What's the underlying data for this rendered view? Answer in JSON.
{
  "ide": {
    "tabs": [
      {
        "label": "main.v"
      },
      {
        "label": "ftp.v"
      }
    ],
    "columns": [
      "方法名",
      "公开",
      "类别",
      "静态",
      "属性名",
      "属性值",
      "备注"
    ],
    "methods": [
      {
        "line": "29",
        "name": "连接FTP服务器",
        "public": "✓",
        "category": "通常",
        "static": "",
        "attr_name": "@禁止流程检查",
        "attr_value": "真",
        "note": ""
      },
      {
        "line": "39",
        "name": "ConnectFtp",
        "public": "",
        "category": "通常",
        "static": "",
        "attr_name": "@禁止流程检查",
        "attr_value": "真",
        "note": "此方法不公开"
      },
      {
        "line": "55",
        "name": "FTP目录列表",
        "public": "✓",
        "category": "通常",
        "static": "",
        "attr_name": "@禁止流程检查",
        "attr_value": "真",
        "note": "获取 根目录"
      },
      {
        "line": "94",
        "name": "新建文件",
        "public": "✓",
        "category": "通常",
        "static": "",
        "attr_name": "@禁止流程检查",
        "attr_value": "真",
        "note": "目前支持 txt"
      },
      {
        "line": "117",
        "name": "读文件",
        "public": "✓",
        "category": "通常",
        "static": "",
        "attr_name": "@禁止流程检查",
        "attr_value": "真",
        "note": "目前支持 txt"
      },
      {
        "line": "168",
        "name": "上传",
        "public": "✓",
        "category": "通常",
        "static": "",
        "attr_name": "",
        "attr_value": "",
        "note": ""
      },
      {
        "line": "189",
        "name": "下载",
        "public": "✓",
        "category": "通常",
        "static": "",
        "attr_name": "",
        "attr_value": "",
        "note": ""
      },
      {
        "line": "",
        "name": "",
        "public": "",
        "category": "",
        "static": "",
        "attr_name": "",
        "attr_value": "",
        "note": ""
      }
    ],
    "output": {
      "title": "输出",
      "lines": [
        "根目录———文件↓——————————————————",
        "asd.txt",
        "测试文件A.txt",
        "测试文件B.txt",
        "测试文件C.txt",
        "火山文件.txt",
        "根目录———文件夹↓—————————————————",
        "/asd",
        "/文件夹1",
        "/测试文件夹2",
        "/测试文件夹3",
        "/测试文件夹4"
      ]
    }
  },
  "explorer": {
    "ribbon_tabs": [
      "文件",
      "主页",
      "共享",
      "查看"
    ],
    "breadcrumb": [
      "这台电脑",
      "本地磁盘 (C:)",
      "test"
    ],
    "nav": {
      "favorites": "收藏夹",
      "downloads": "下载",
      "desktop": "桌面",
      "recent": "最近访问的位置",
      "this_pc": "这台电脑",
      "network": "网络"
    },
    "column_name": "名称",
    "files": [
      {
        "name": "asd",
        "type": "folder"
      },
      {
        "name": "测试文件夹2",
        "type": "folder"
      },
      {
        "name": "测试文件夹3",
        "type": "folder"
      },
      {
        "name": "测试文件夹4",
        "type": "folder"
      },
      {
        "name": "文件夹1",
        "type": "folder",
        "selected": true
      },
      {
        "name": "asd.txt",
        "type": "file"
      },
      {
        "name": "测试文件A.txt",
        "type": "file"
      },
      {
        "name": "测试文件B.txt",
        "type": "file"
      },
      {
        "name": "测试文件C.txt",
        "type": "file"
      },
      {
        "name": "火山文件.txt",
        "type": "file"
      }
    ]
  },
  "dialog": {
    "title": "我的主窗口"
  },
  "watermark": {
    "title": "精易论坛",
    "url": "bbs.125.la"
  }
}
::::::
From the records above, please extract every line and repeat it exactly.

What's the underlying data for this rendered view? Answer in JSON.
{
  "ide": {
    "tabs": [
      {
        "label": "main.v"
      },
      {
        "label": "ftp.v"
      }
    ],
    "columns": [
      "方法名",
      "公开",
      "类别",
      "静态",
      "属性名",
      "属性值",
      "备注"
    ],
    "methods": [
      {
        "line": "29",
        "name": "连接FTP服务器",
        "public": "✓",
        "category": "通常",
        "static": "",
        "attr_name": "@禁止流程检查",
        "attr_value": "真",
        "note": ""
      },
      {
        "line": "39",
        "name": "ConnectFtp",
        "public": "",
        "category": "通常",
        "static": "",
        "attr_name": "@禁止流程检查",
        "attr_value": "真",
        "note": "此方法不公开"
      },
      {
        "line": "55",
        "name": "FTP目录列表",
        "public": "✓",
        "category": "通常",
        "static": "",
        "attr_name": "@禁止流程检查",
        "attr_value": "真",
        "note": "获取 根目录"
      },
      {
        "line": "94",
        "name": "新建文件",
        "public": "✓",
        "category": "通常",
        "static": "",
        "attr_name": "@禁止流程检查",
        "attr_value": "真",
        "note": "目前支持 txt"
      },
      {
        "line": "117",
        "name": "读文件",
        "public": "✓",
        "category": "通常",
        "static": "",
        "attr_name": "@禁止流程检查",
        "attr_value": "真",
        "note": "目前支持 txt"
      },
      {
        "line": "168",
        "name": "上传",
        "public": "✓",
        "category": "通常",
        "static": "",
        "attr_name": "",
        "attr_value": "",
        "note": ""
      },
      {
        "line": "189",
        "name": "下载",
        "public": "✓",
        "category": "通常",
        "static": "",
        "attr_name": "",
        "attr_value": "",
        "note": ""
      },
      {
        "line": "",
        "name": "",
        "public": "",
        "category": "",
        "static": "",
        "attr_name": "",
        "attr_value": "",
        "note": ""
      }
    ],
    "output": {
      "title": "输出",
      "lines": [
        "根目录———文件↓——————————————————",
        "asd.txt",
        "测试文件A.txt",
        "测试文件B.txt",
        "测试文件C.txt",
        "火山文件.txt",
        "根目录———文件夹↓—————————————————",
        "/asd",
        "/文件夹1",
        "/测试文件夹2",
        "/测试文件夹3",
        "/测试文件夹4"
      ]
    }
  },
  "explorer": {
    "ribbon_tabs": [
      "文件",
      "主页",
      "共享",
      "查看"
    ],
    "breadcrumb": [
      "这台电脑",
      "本地磁盘 (C:)",
      "test"
    ],
    "nav": {
      "favorites": "收藏夹",
      "downloads": "下载",
      "desktop": "桌面",
      "recent": "最近访问的位置",
      "this_pc": "这台电脑",
      "network": "网络"
    },
    "column_name": "名称",
    "files": [
      {
        "name": "asd",
        "type": "folder"
      },
      {
        "name": "测试文件夹2",
        "type": "folder"
      },
      {
        "name": "测试文件夹3",
        "type": "folder"
      },
      {
        "name": "测试文件夹4",
        "type": "folder"
      },
      {
        "name": "文件夹1",
        "type": "folder",
        "selected": true
      },
      {
        "name": "asd.txt",
        "type": "file"
      },
      {
        "name": "测试文件A.txt",
        "type": "file"
      },
      {
        "name": "测试文件B.txt",
        "type": "file"
      },
      {
        "name": "测试文件C.txt",
        "type": "file"
      },
      {
        "name": "火山文件.txt",
        "type": "file"
      }
    ]
  },
  "dialog": {
    "title": "我的主窗口"
  },
  "watermark": {
    "title": "精易论坛",
    "url": "bbs.125.la"
  }
}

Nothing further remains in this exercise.